The problem: Output the records exactly as they appear, with no pictures included.

[start]

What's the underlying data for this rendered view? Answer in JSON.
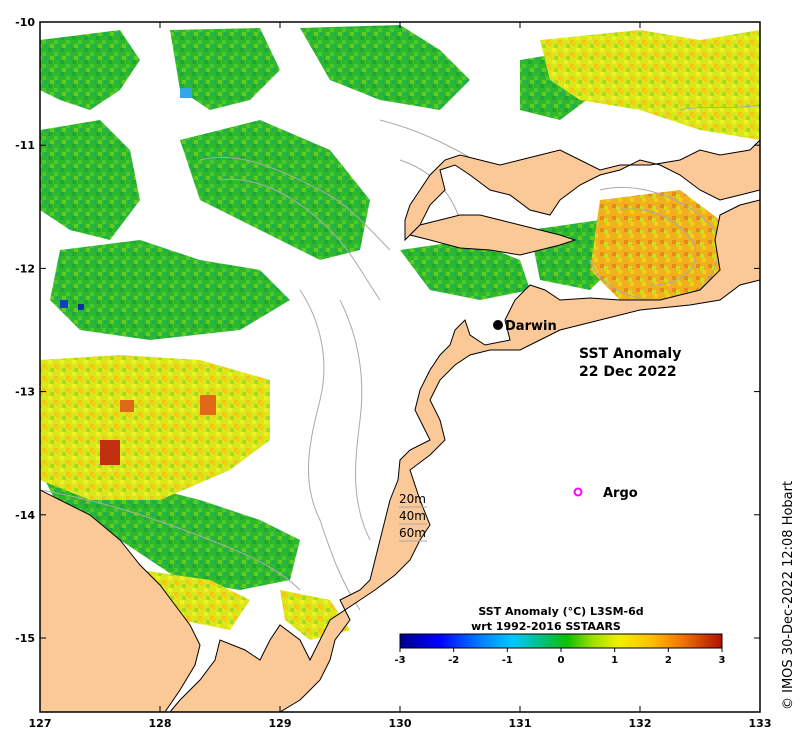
{
  "map": {
    "title_line1": "SST Anomaly",
    "title_line2": "22 Dec 2022",
    "credit": "© IMOS 30-Dec-2022 12:08 Hobart",
    "lon_ticks": [
      "127",
      "128",
      "129",
      "130",
      "131",
      "132",
      "133"
    ],
    "lat_ticks": [
      "-10",
      "-11",
      "-12",
      "-13",
      "-14",
      "-15"
    ],
    "places": {
      "darwin": "Darwin",
      "argo": "Argo"
    },
    "depth_legend": [
      "20m",
      "40m",
      "60m"
    ],
    "colorbar": {
      "title_line1": "SST Anomaly (°C) L3SM-6d",
      "title_line2": "wrt 1992-2016 SSTAARS",
      "ticks": [
        "-3",
        "-2",
        "-1",
        "0",
        "1",
        "2",
        "3"
      ],
      "range": [
        -3,
        3
      ]
    },
    "colors": {
      "land": "#FBC898",
      "ocean_nodata": "#ffffff",
      "contour": "#a9a9a9",
      "argo_marker": "#ff00ff"
    }
  }
}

[end]

Result below:
What's the underlying data for this rendered view? Answer in JSON.
{
  "map": {
    "title_line1": "SST Anomaly",
    "title_line2": "22 Dec 2022",
    "credit": "© IMOS 30-Dec-2022 12:08 Hobart",
    "lon_ticks": [
      "127",
      "128",
      "129",
      "130",
      "131",
      "132",
      "133"
    ],
    "lat_ticks": [
      "-10",
      "-11",
      "-12",
      "-13",
      "-14",
      "-15"
    ],
    "places": {
      "darwin": "Darwin",
      "argo": "Argo"
    },
    "depth_legend": [
      "20m",
      "40m",
      "60m"
    ],
    "colorbar": {
      "title_line1": "SST Anomaly (°C) L3SM-6d",
      "title_line2": "wrt 1992-2016 SSTAARS",
      "ticks": [
        "-3",
        "-2",
        "-1",
        "0",
        "1",
        "2",
        "3"
      ],
      "range": [
        -3,
        3
      ]
    },
    "colors": {
      "land": "#FBC898",
      "ocean_nodata": "#ffffff",
      "contour": "#a9a9a9",
      "argo_marker": "#ff00ff"
    }
  }
}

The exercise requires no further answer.